>> begin AVAILABLE RECORDS
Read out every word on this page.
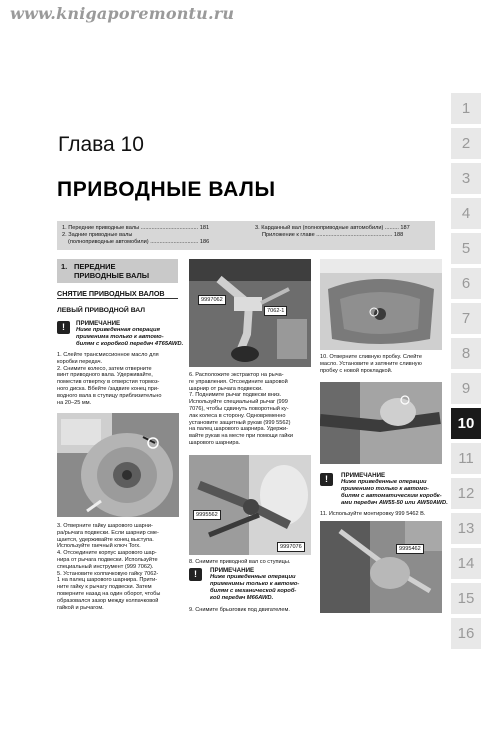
www.knigaporemontu.ru
Глава 10
ПРИВОДНЫЕ ВАЛЫ
1. Передние приводные валы ..................................... 181
2. Задние приводные валы
(полноприводные автомобили) ............................... 186
3. Карданный вал (полноприводные автомобили) ......... 187
Приложение к главе ................................................. 188
1. ПЕРЕДНИЕ
ПРИВОДНЫЕ ВАЛЫ
СНЯТИЕ ПРИВОДНЫХ ВАЛОВ
ЛЕВЫЙ ПРИВОДНОЙ ВАЛ
!	ПРИМЕЧАНИЕ
Ниже приведенная операция
применима только к автомо-
билям с коробкой передач 4T65AWD.
1. Слейте трансмиссионное масло для
коробки передач.
2. Снимите колесо, затем отверните
винт приводного вала. Удерживайте,
поместив отвертку в отверстия тормоз-
ного диска. Вбейте /задвиге конец при-
водного вала в ступицу приблизительно
на 20–25 мм.
3. Отверните гайку шарового шарни-
ра/рычага подвески. Если шарнир сме-
щается, удерживайте конец выступа.
Используйте гаечный ключ Torx.
4. Отсоедините корпус шарового шар-
нира от рычага подвески. Используйте
специальный инструмент (999 7062).
5. Установите колпачковую гайку 7062-
1 на палец шарового шарнира. Прити-
ните гайку к рычагу подвески. Затем
поверните назад на один оборот, чтобы
образовался зазор между колпачковой
гайкой и рычагом.
9997062
7062-1
6. Расположите экстрактор на рыча-
ге управления. Отсоедините шаровой
шарнир от рычага подвески.
7. Поднимите рычаг подвески вниз.
Используйте специальный рычаг (999
7076), чтобы сдвинуть поворотный ку-
лак колеса в сторону. Одновременно
установите защитный рукав (999 5562)
на палец шарового шарнира. Удержи-
вайте рукав на месте при помощи гайки
шарового шарнира.
9995562
9997076
8. Снимите приводной вал со ступицы.
!	ПРИМЕЧАНИЕ
Ниже приведенные операции
применимы только к автомо-
билям с механической короб-
кой передач M66AWD.
9. Снимите брызговик под двигателем.
10. Отверните сливную пробку. Слейте
масло. Установите и затяните сливную
пробку с новой прокладкой.
!	ПРИМЕЧАНИЕ
Ниже приведенные операции
применимо только к автомо-
билям с автоматическим коробк-
ами передач AW55-50 или AW50AWD.
11. Используйте монтировку 999 5462 B.
9995462
1
2
3
4
5
6
7
8
9
10
11
12
13
14
15
16
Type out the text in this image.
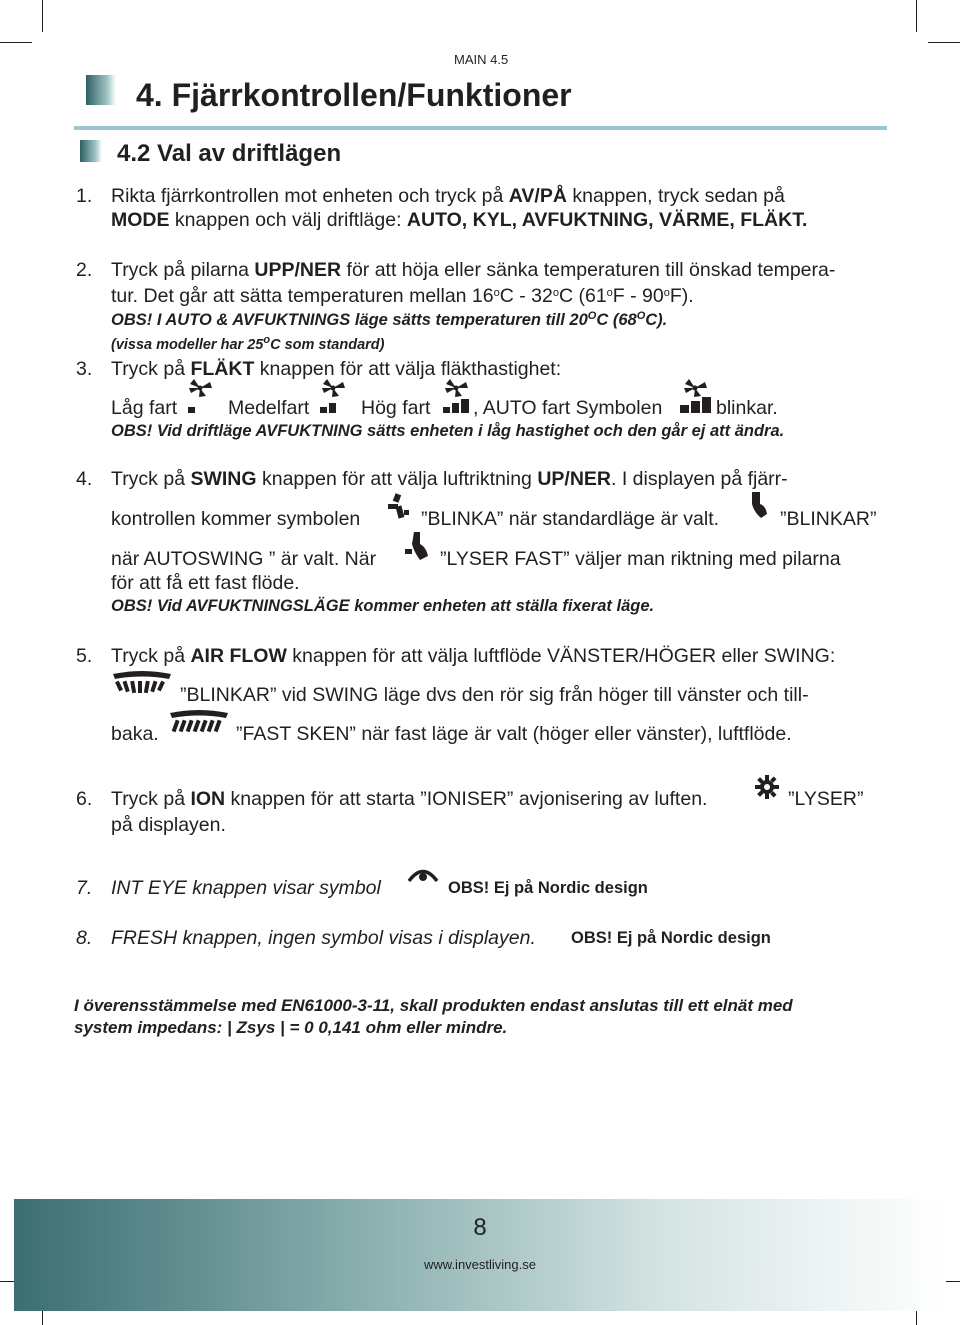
MAIN 4.5
4. Fjärrkontrollen/Funktioner
4.2 Val av driftlägen
1. Rikta fjärrkontrollen mot enheten och tryck på AV/PÅ knappen, tryck sedan på
MODE knappen och välj driftläge: AUTO, KYL, AVFUKTNING, VÄRME, FLÄKT.
2. Tryck på pilarna UPP/NER för att höja eller sänka temperaturen till önskad tempera-
tur. Det går att sätta temperaturen mellan 16$^o$C - 32$^o$C (61$^o$F - 90$^o$F).
OBS! I AUTO & AVFUKTNINGS läge sätts temperaturen till $20^OC$ $(68^OC)$.
(vissa modeller har 25$^o$C som standard)
3. Tryck på FLÄKT knappen för att välja fläkthastighet:
Låg fart	Medelfart	Hög fart , AUTO fart Symbolen	blinkar.
OBS! Vid driftläge AVFUKTNING sätts enheten i låg hastighet och den går ej att ändra.
4. Tryck på SWING knappen för att välja luftriktning UP/NER. I displayen på fjärr-
kontrollen kommer symbolen	”BLINKA” när standardläge är valt.	”BLINKAR”
när AUTOSWING ” är valt. När	”LYSER FAST” väljer man riktning med pilarna
för att få ett fast flöde.
OBS! Vid AVFUKTNINGSLÄGE kommer enheten att ställa fixerat läge.
5. Tryck på AIR FLOW knappen för att välja luftflöde VÄNSTER/HÖGER eller SWING:
”BLINKAR” vid SWING läge dvs den rör sig från höger till vänster och till-
baka.	”FAST SKEN” när fast läge är valt (höger eller vänster), luftflöde.
6. Tryck på ION knappen för att starta ”IONISER” avjonisering av luften.	”LYSER”
på displayen.
7. INT EYE knappen visar symbol	OBS! Ej på Nordic design
8. FRESH knappen, ingen symbol visas i displayen. OBS! Ej på Nordic design
I överensstämmelse med EN61000-3-11, skall produkten endast anslutas till ett elnät med
system impedans: | Zsys | = 0 0,141 ohm eller mindre.
8
www.investliving.se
>> end AVAILABLE RECORDS
GIVEN REQUEST
Using the listing, collect all lines in which the string "передач" is found.

EXERCISE SOLUTION
билям с коробкой передач 4T65AWD.
коробки передач.
кой передач M66AWD.
ами передач AW55-50 или AW50AWD.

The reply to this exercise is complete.